Recorded data:
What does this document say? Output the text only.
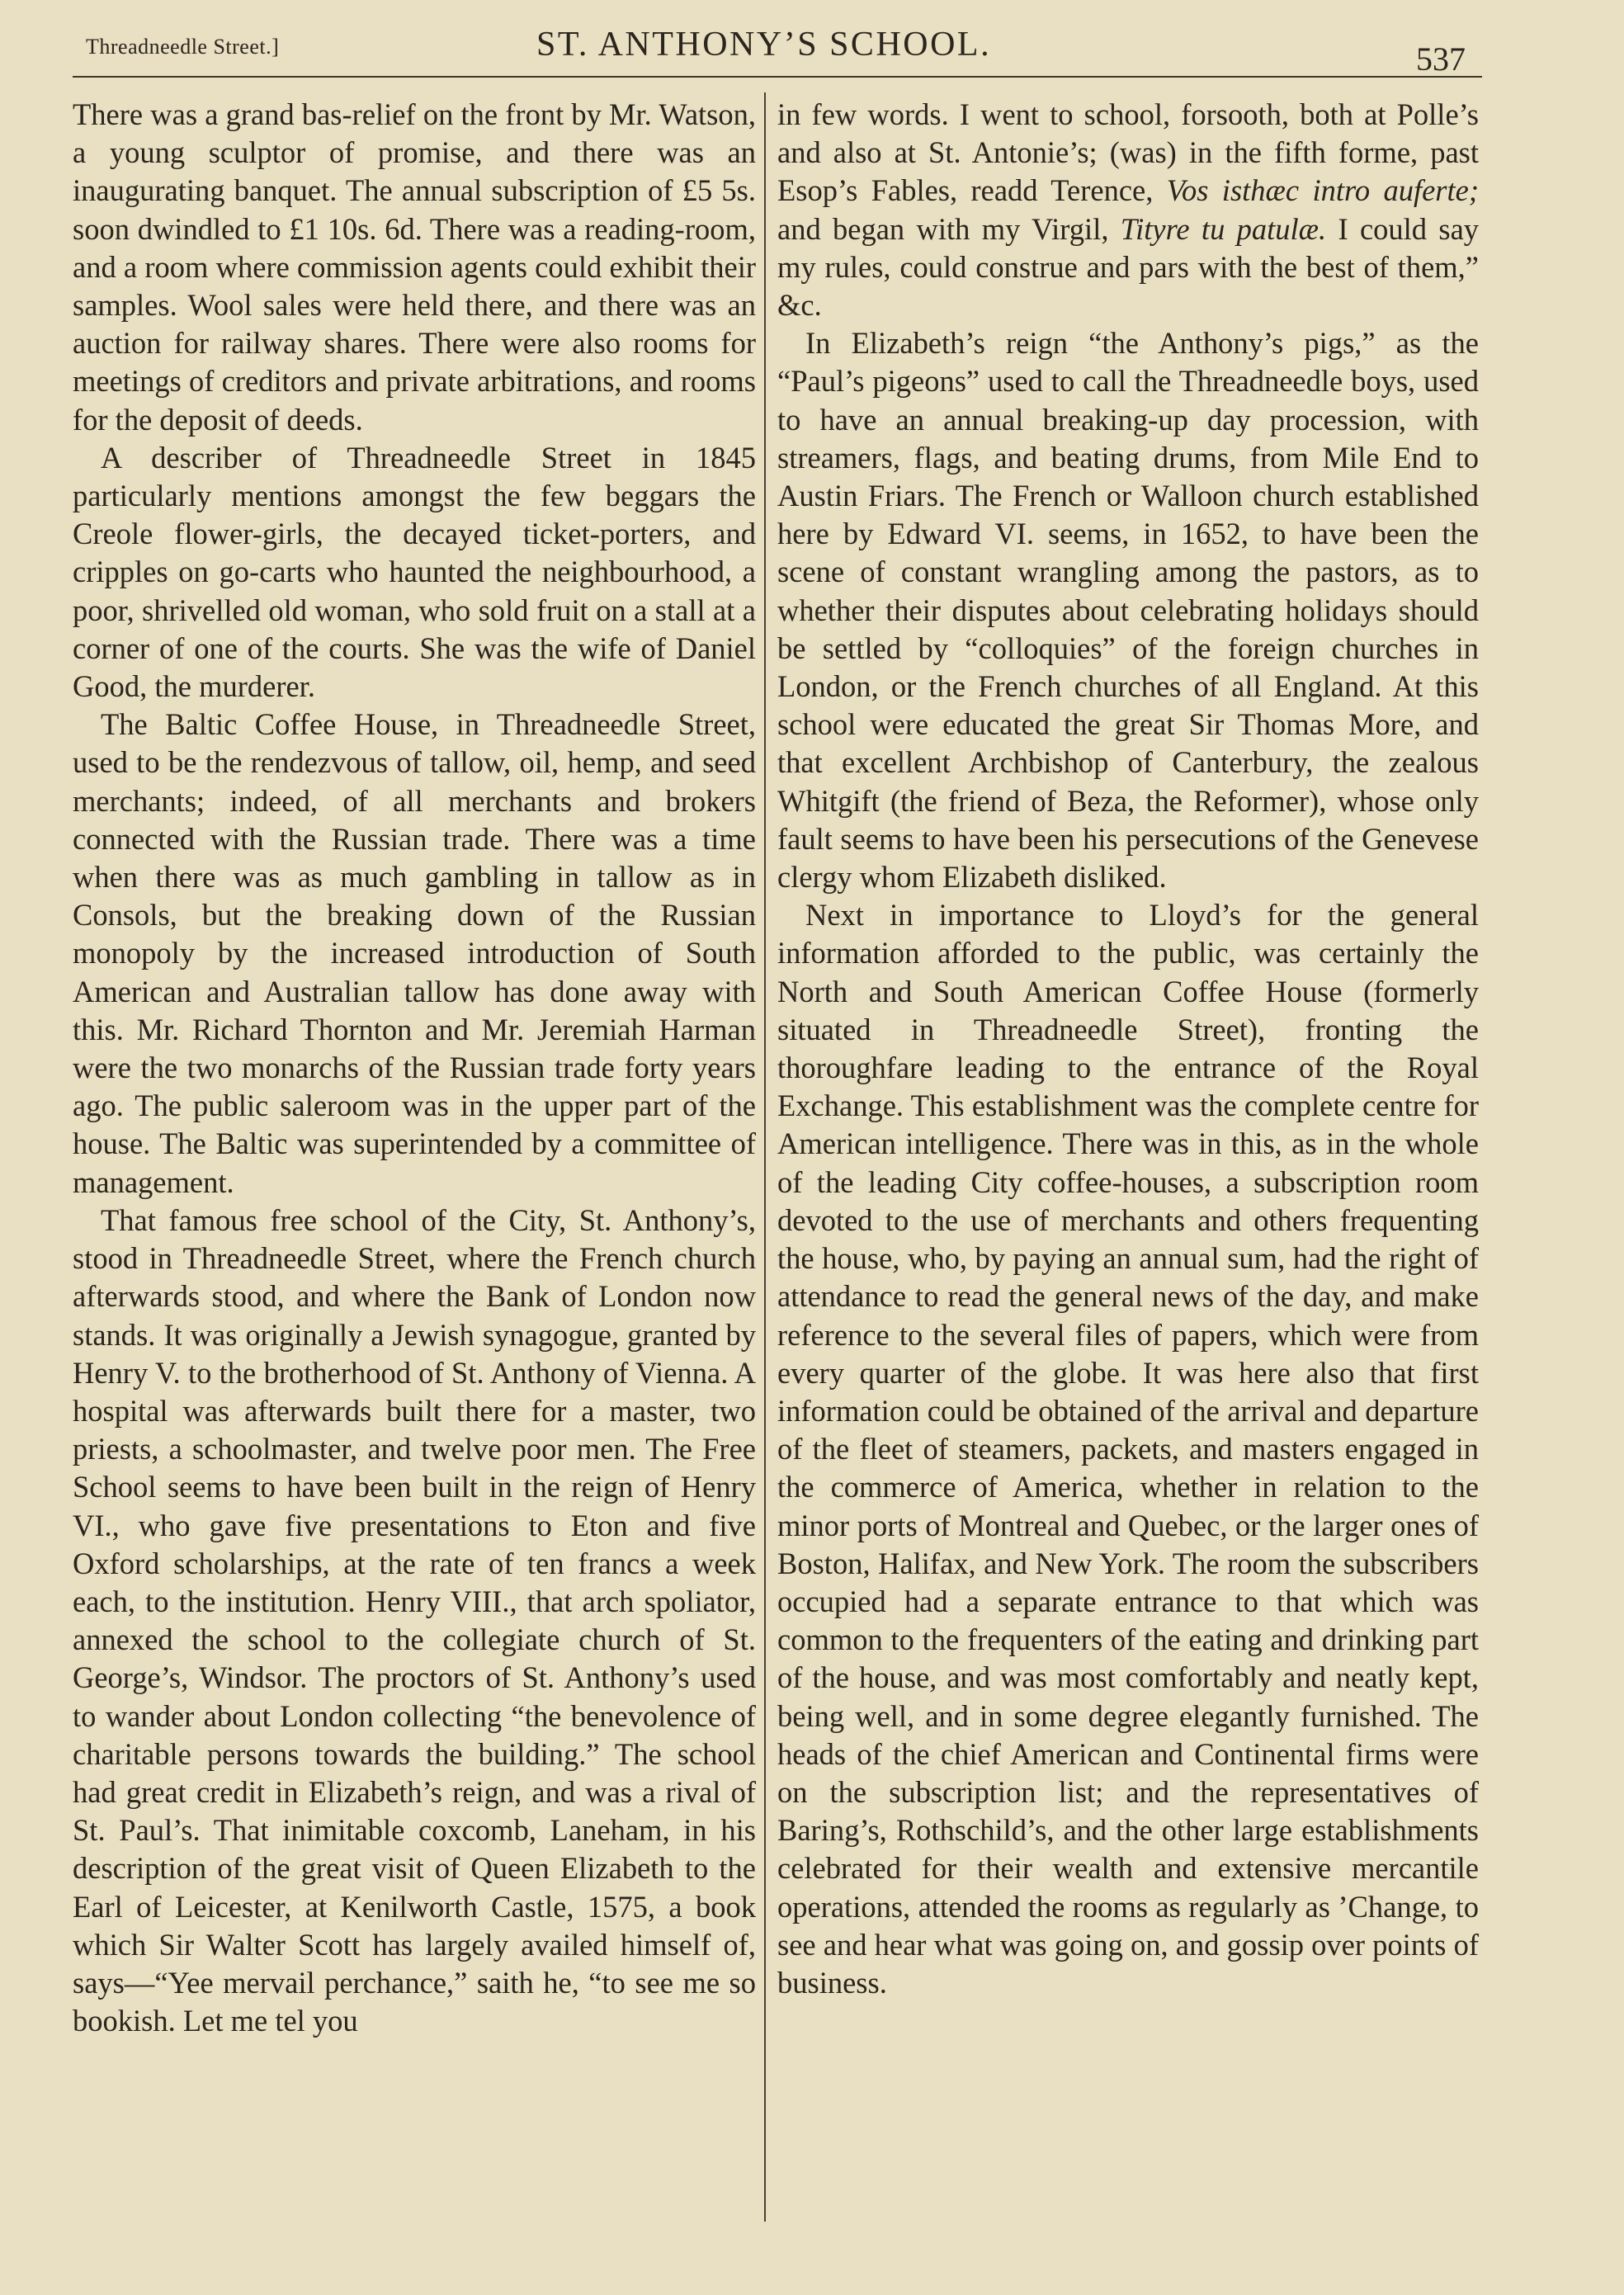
Threadneedle Street.]	ST. ANTHONY’S SCHOOL.	537

There was a grand bas-relief on the front by Mr. Watson, a young sculptor of promise, and there was an inaugurating banquet. The annual subscription of £5 5s. soon dwindled to £1 10s. 6d. There was a reading-room, and a room where commission agents could exhibit their samples. Wool sales were held there, and there was an auction for railway shares. There were also rooms for meetings of creditors and private arbitrations, and rooms for the deposit of deeds.

A describer of Threadneedle Street in 1845 particularly mentions amongst the few beggars the Creole flower-girls, the decayed ticket-porters, and cripples on go-carts who haunted the neighbourhood, a poor, shrivelled old woman, who sold fruit on a stall at a corner of one of the courts. She was the wife of Daniel Good, the murderer.

The Baltic Coffee House, in Threadneedle Street, used to be the rendezvous of tallow, oil, hemp, and seed merchants; indeed, of all merchants and brokers connected with the Russian trade. There was a time when there was as much gambling in tallow as in Consols, but the breaking down of the Russian monopoly by the increased introduction of South American and Australian tallow has done away with this. Mr. Richard Thornton and Mr. Jeremiah Harman were the two monarchs of the Russian trade forty years ago. The public saleroom was in the upper part of the house. The Baltic was superintended by a committee of management.

That famous free school of the City, St. Anthony’s, stood in Threadneedle Street, where the French church afterwards stood, and where the Bank of London now stands. It was originally a Jewish synagogue, granted by Henry V. to the brotherhood of St. Anthony of Vienna. A hospital was afterwards built there for a master, two priests, a schoolmaster, and twelve poor men. The Free School seems to have been built in the reign of Henry VI., who gave five presentations to Eton and five Oxford scholarships, at the rate of ten francs a week each, to the institution. Henry VIII., that arch spoliator, annexed the school to the collegiate church of St. George’s, Windsor. The proctors of St. Anthony’s used to wander about London collecting “the benevolence of charitable persons towards the building.” The school had great credit in Elizabeth’s reign, and was a rival of St. Paul’s. That inimitable coxcomb, Laneham, in his description of the great visit of Queen Elizabeth to the Earl of Leicester, at Kenilworth Castle, 1575, a book which Sir Walter Scott has largely availed himself of, says—“Yee mervail perchance,” saith he, “to see me so bookish. Let me tel you

in few words. I went to school, forsooth, both at Polle’s and also at St. Antonie’s; (was) in the fifth forme, past Esop’s Fables, readd Terence, Vos isthæc intro auferte; and began with my Virgil, Tityre tu patulæ. I could say my rules, could construe and pars with the best of them,” &c.

In Elizabeth’s reign “the Anthony’s pigs,” as the “Paul’s pigeons” used to call the Threadneedle boys, used to have an annual breaking-up day procession, with streamers, flags, and beating drums, from Mile End to Austin Friars. The French or Walloon church established here by Edward VI. seems, in 1652, to have been the scene of constant wrangling among the pastors, as to whether their disputes about celebrating holidays should be settled by “colloquies” of the foreign churches in London, or the French churches of all England. At this school were educated the great Sir Thomas More, and that excellent Archbishop of Canterbury, the zealous Whitgift (the friend of Beza, the Reformer), whose only fault seems to have been his persecutions of the Genevese clergy whom Elizabeth disliked.

Next in importance to Lloyd’s for the general information afforded to the public, was certainly the North and South American Coffee House (formerly situated in Threadneedle Street), fronting the thoroughfare leading to the entrance of the Royal Exchange. This establishment was the complete centre for American intelligence. There was in this, as in the whole of the leading City coffee-houses, a subscription room devoted to the use of merchants and others frequenting the house, who, by paying an annual sum, had the right of attendance to read the general news of the day, and make reference to the several files of papers, which were from every quarter of the globe. It was here also that first information could be obtained of the arrival and departure of the fleet of steamers, packets, and masters engaged in the commerce of America, whether in relation to the minor ports of Montreal and Quebec, or the larger ones of Boston, Halifax, and New York. The room the subscribers occupied had a separate entrance to that which was common to the frequenters of the eating and drinking part of the house, and was most comfortably and neatly kept, being well, and in some degree elegantly furnished. The heads of the chief American and Continental firms were on the subscription list; and the representatives of Baring’s, Rothschild’s, and the other large establishments celebrated for their wealth and extensive mercantile operations, attended the rooms as regularly as ’Change, to see and hear what was going on, and gossip over points of business.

Your goal:
Copy out every line in the listing where the word "only" appears.

Answer for the task:
What does this document say? Output the text only.
In Elizabeth’s reign “the Anthony’s pigs,” as the “Paul’s pigeons” used to call the Threadneedle boys, used to have an annual breaking-up day procession, with streamers, flags, and beating drums, from Mile End to Austin Friars. The French or Walloon church established here by Edward VI. seems, in 1652, to have been the scene of constant wrangling among the pastors, as to whether their disputes about celebrating holidays should be settled by “colloquies” of the foreign churches in London, or the French churches of all England. At this school were educated the great Sir Thomas More, and that excellent Archbishop of Canterbury, the zealous Whitgift (the friend of Beza, the Reformer), whose only fault seems to have been his persecutions of the Genevese clergy whom Elizabeth disliked.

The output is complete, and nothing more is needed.